Go through the material below and copy each line where the word "marker" appears.

Figure contents as structured data –
▼
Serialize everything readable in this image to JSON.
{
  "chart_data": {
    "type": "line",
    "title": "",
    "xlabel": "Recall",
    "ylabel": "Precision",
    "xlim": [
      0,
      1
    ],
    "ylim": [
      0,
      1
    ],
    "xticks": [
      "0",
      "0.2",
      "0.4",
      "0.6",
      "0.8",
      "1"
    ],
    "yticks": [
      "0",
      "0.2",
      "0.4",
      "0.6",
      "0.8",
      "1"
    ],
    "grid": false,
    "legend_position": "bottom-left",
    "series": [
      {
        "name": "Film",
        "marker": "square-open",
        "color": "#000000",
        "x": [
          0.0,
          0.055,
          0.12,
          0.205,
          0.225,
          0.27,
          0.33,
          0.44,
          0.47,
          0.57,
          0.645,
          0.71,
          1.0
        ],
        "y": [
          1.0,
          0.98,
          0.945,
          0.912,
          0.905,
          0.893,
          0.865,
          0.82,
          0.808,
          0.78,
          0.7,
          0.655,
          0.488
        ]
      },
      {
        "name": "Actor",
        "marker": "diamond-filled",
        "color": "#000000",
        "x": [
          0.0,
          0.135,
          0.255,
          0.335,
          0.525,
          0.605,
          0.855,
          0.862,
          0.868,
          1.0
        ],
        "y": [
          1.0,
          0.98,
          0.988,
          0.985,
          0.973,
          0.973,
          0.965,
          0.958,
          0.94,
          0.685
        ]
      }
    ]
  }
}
▲
Answer to the task –
        "marker": "square-open",
        "marker": "diamond-filled",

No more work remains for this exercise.